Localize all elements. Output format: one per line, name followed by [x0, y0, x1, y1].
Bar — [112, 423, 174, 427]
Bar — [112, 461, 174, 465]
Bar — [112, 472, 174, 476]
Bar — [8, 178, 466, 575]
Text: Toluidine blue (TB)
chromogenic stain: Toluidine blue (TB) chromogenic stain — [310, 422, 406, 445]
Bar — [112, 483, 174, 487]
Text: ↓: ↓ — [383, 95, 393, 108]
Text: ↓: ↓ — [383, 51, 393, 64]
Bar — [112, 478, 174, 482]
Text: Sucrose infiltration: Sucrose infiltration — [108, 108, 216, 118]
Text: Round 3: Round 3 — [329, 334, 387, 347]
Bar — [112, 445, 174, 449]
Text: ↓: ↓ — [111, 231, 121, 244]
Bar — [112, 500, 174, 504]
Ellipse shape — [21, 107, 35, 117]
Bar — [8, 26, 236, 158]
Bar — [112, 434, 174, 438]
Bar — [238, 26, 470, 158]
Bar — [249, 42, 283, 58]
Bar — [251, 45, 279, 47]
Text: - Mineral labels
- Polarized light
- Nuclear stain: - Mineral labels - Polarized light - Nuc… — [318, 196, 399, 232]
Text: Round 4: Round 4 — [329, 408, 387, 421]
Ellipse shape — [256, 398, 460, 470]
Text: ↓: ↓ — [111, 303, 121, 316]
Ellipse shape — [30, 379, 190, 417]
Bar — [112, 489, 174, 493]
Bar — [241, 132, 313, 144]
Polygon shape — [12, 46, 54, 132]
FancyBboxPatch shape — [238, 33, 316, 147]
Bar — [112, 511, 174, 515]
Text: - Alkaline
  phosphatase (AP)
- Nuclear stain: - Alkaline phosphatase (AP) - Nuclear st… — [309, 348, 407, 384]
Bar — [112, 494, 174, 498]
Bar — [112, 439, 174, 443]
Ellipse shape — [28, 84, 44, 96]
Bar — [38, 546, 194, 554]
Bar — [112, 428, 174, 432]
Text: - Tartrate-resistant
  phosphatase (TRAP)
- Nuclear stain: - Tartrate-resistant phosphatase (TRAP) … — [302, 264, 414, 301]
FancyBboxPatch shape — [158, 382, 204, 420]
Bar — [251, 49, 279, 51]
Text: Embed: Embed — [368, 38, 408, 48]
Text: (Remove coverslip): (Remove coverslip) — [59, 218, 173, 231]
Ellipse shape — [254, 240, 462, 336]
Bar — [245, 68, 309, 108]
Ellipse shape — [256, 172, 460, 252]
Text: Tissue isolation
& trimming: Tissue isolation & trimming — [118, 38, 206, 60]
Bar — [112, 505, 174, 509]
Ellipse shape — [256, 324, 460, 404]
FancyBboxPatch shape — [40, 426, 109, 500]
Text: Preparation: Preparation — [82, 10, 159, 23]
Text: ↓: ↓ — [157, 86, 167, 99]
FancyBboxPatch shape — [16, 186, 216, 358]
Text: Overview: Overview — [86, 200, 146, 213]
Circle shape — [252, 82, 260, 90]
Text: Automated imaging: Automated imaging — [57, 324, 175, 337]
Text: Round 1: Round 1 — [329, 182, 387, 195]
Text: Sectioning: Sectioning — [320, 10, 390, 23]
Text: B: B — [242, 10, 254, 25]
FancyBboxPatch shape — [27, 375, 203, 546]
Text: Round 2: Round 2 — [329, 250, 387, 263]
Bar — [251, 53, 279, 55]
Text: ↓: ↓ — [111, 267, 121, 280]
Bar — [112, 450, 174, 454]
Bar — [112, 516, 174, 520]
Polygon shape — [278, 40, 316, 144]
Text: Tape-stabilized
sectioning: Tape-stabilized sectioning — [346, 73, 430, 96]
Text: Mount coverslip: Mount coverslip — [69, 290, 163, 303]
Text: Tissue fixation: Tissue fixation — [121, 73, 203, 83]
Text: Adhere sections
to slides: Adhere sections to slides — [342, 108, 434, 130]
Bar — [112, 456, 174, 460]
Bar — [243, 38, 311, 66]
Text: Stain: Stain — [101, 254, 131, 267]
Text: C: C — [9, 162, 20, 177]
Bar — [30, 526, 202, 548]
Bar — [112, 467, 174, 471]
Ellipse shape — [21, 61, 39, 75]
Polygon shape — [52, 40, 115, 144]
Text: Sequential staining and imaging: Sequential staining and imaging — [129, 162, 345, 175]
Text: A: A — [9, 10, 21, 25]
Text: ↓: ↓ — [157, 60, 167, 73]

++++

Given request
Copy the data word for word, starting at its first line and ending at the line that contains "Text: ↓: ↓ — [111, 303, 121, 316]". Include both of those lines.

In response
Localize all elements. Output format: one per line, name followed by [x0, y0, x1, y1].
Bar — [112, 423, 174, 427]
Bar — [112, 461, 174, 465]
Bar — [112, 472, 174, 476]
Bar — [8, 178, 466, 575]
Text: Toluidine blue (TB)
chromogenic stain: Toluidine blue (TB) chromogenic stain — [310, 422, 406, 445]
Bar — [112, 483, 174, 487]
Text: ↓: ↓ — [383, 95, 393, 108]
Text: ↓: ↓ — [383, 51, 393, 64]
Bar — [112, 478, 174, 482]
Text: Sucrose infiltration: Sucrose infiltration — [108, 108, 216, 118]
Text: Round 3: Round 3 — [329, 334, 387, 347]
Bar — [112, 445, 174, 449]
Text: ↓: ↓ — [111, 231, 121, 244]
Bar — [112, 500, 174, 504]
Ellipse shape — [21, 107, 35, 117]
Bar — [8, 26, 236, 158]
Bar — [112, 434, 174, 438]
Bar — [238, 26, 470, 158]
Bar — [249, 42, 283, 58]
Bar — [251, 45, 279, 47]
Text: - Mineral labels
- Polarized light
- Nuclear stain: - Mineral labels - Polarized light - Nuc… — [318, 196, 399, 232]
Text: Round 4: Round 4 — [329, 408, 387, 421]
Ellipse shape — [256, 398, 460, 470]
Text: ↓: ↓ — [111, 303, 121, 316]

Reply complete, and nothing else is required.